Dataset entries
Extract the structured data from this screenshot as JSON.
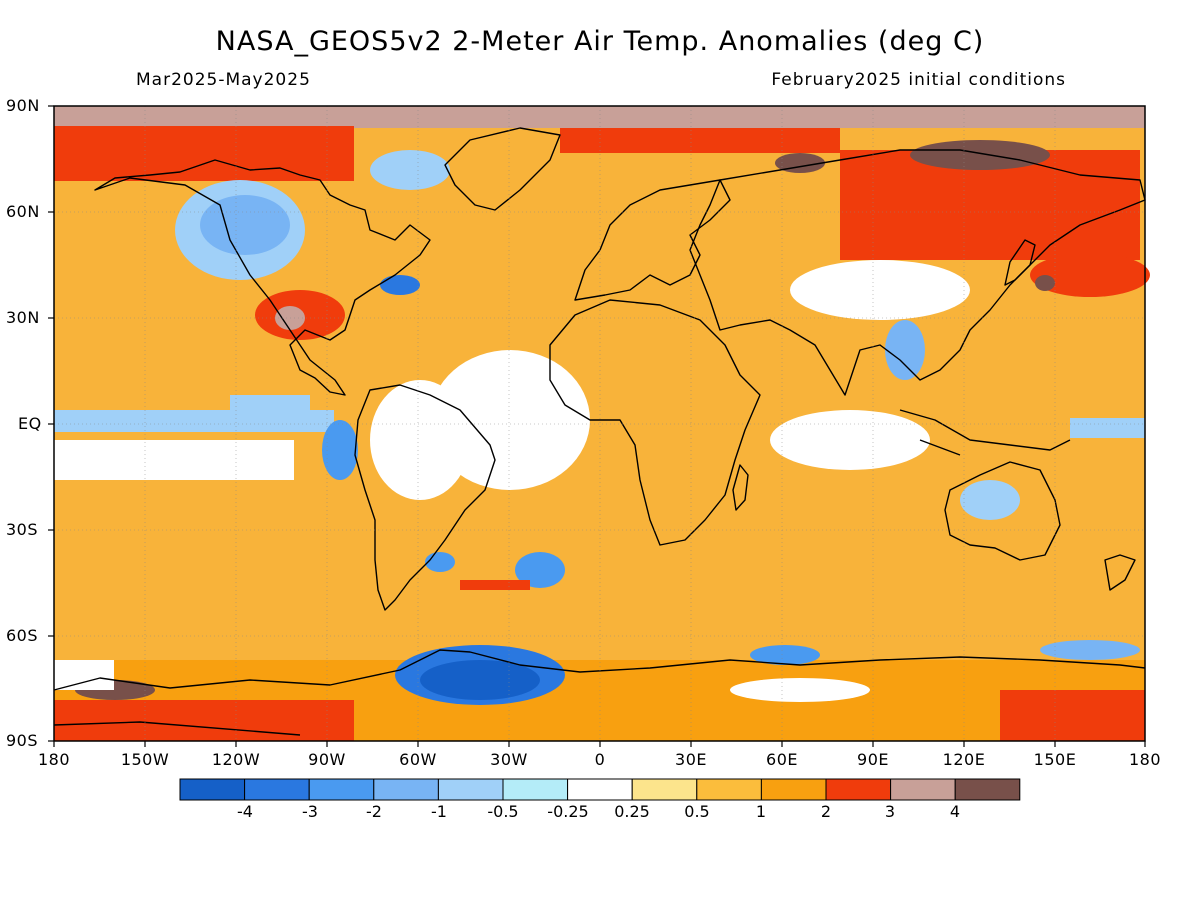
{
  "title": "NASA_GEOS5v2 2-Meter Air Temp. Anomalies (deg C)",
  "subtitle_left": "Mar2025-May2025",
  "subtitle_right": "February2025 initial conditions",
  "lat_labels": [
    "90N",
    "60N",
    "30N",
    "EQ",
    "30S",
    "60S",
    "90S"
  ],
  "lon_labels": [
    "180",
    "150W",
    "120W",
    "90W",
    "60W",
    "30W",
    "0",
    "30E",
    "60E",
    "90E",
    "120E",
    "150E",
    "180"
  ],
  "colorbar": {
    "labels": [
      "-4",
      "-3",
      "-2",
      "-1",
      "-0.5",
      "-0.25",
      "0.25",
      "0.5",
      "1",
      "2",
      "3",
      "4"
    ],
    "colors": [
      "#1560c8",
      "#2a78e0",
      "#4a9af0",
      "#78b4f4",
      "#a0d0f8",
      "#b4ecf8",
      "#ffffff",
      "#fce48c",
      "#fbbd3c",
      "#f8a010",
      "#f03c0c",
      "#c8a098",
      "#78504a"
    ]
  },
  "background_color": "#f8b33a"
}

==

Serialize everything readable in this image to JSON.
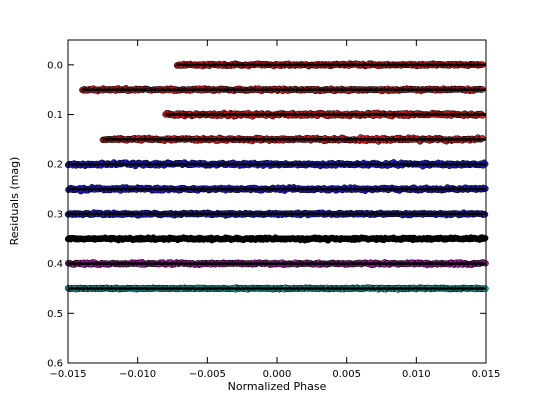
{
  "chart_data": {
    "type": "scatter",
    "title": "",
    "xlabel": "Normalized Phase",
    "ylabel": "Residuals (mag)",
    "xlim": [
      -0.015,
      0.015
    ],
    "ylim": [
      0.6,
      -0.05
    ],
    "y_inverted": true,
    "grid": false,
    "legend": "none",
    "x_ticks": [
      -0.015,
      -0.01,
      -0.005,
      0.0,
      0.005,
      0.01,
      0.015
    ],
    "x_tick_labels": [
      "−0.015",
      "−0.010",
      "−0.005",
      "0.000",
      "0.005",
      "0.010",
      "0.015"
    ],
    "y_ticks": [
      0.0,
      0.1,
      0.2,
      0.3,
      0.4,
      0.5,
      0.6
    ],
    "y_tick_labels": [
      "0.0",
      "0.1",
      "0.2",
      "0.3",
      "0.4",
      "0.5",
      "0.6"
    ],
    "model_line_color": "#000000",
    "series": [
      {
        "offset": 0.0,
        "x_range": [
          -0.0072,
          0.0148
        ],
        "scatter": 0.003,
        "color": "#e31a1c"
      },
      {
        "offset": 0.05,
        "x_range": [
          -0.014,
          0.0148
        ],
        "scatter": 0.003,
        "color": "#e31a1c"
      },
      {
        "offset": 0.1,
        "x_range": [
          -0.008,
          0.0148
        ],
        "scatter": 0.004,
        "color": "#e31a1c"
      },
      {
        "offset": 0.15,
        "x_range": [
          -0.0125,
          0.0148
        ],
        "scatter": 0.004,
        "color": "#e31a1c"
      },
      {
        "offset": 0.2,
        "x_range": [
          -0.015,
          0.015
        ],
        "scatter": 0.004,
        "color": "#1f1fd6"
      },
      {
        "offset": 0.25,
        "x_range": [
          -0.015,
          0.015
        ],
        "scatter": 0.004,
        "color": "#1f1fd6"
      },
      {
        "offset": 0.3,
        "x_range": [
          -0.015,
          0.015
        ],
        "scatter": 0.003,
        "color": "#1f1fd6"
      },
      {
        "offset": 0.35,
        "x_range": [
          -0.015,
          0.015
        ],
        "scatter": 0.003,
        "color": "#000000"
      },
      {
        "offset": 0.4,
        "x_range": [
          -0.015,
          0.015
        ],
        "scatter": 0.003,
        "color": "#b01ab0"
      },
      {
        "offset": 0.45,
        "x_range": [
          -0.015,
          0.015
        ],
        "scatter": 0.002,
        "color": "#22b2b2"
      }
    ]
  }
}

• **Exercise instructions**: Find the word "JSON" in the material, then list each line that holds it.

• **Correct answer**:
Extract the structured data from this screenshot as JSON.
Serialize everything readable in this image to JSON.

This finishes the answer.